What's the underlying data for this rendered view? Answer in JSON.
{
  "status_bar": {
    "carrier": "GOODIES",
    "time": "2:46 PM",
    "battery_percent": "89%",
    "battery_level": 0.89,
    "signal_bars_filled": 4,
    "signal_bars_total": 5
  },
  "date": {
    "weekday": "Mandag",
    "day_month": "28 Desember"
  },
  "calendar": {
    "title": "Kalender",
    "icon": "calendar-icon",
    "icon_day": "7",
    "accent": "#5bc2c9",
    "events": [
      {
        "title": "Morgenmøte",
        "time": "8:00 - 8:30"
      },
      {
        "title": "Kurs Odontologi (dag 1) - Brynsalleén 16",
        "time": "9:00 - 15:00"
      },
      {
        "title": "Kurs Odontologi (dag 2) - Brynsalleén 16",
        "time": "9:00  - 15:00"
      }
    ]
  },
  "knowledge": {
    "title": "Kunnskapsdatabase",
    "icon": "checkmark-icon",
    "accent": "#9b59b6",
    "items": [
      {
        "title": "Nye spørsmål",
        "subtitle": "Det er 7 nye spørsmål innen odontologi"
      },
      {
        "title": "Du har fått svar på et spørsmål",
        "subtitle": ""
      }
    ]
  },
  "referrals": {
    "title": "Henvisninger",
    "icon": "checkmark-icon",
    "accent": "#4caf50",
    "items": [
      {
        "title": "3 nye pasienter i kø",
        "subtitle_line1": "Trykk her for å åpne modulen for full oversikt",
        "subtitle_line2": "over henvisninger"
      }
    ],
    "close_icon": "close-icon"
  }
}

Problem statement:
Of the lines above, how many include the word "accent"? Reply with the number alone.

Result:
3